### WHAT TO WORK ON
Can you find the lines of the listing that include "threshold" and copy every one?
────────
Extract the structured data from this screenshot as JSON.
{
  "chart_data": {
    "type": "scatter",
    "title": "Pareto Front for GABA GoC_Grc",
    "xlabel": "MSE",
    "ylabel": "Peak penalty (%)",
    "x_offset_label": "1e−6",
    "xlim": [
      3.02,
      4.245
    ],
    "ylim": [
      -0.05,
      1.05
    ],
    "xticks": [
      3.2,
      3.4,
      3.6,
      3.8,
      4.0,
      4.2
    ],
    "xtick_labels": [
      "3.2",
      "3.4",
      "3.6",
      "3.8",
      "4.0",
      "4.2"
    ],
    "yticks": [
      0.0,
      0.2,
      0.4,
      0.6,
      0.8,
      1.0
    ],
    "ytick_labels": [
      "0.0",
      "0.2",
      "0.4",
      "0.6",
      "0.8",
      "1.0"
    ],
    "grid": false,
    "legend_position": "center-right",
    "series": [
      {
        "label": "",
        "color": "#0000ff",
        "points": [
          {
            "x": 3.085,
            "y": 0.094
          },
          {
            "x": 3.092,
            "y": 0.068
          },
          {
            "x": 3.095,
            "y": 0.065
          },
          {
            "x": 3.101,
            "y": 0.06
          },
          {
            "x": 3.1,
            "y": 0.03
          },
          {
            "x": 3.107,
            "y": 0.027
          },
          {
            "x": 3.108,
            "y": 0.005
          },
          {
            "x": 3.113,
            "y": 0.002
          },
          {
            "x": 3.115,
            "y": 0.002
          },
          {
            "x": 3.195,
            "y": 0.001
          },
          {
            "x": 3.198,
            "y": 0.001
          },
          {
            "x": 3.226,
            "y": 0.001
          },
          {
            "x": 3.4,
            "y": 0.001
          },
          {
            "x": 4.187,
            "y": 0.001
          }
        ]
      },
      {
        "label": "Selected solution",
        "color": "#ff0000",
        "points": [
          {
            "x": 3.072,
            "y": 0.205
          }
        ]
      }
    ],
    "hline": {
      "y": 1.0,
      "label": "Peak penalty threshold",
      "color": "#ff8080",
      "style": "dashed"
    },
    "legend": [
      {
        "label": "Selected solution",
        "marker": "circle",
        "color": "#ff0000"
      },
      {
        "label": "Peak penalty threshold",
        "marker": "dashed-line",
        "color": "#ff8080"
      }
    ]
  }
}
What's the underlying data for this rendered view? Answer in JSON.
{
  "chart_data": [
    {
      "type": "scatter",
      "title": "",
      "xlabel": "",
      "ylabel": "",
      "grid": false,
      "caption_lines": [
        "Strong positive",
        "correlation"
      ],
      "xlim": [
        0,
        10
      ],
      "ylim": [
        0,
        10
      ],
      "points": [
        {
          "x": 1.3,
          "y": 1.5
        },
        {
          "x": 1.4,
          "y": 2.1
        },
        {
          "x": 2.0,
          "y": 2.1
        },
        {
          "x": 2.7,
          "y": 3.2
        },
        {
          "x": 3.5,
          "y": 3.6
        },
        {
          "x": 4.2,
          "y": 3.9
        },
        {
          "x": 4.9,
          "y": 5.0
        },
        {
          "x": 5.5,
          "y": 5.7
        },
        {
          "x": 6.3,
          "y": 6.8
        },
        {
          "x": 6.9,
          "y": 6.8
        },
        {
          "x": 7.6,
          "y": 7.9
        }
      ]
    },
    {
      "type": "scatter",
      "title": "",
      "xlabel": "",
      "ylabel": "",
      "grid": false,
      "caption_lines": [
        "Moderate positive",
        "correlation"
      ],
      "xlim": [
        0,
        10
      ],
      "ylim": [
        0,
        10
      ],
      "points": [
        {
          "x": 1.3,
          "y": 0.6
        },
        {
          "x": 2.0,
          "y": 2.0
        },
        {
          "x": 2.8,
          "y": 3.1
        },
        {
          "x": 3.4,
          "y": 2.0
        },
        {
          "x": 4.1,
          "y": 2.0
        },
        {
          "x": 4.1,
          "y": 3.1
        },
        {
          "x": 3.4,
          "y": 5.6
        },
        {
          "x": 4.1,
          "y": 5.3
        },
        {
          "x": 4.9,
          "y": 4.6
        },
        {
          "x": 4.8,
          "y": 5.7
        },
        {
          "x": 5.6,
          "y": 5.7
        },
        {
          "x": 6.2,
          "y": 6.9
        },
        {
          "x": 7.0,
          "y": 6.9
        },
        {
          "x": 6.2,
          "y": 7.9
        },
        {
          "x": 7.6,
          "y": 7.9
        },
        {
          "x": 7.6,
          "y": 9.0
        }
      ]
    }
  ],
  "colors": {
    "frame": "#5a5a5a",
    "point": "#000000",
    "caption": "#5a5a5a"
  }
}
────────
### OUTPUT
      "label": "Peak penalty threshold",
        "label": "Peak penalty threshold",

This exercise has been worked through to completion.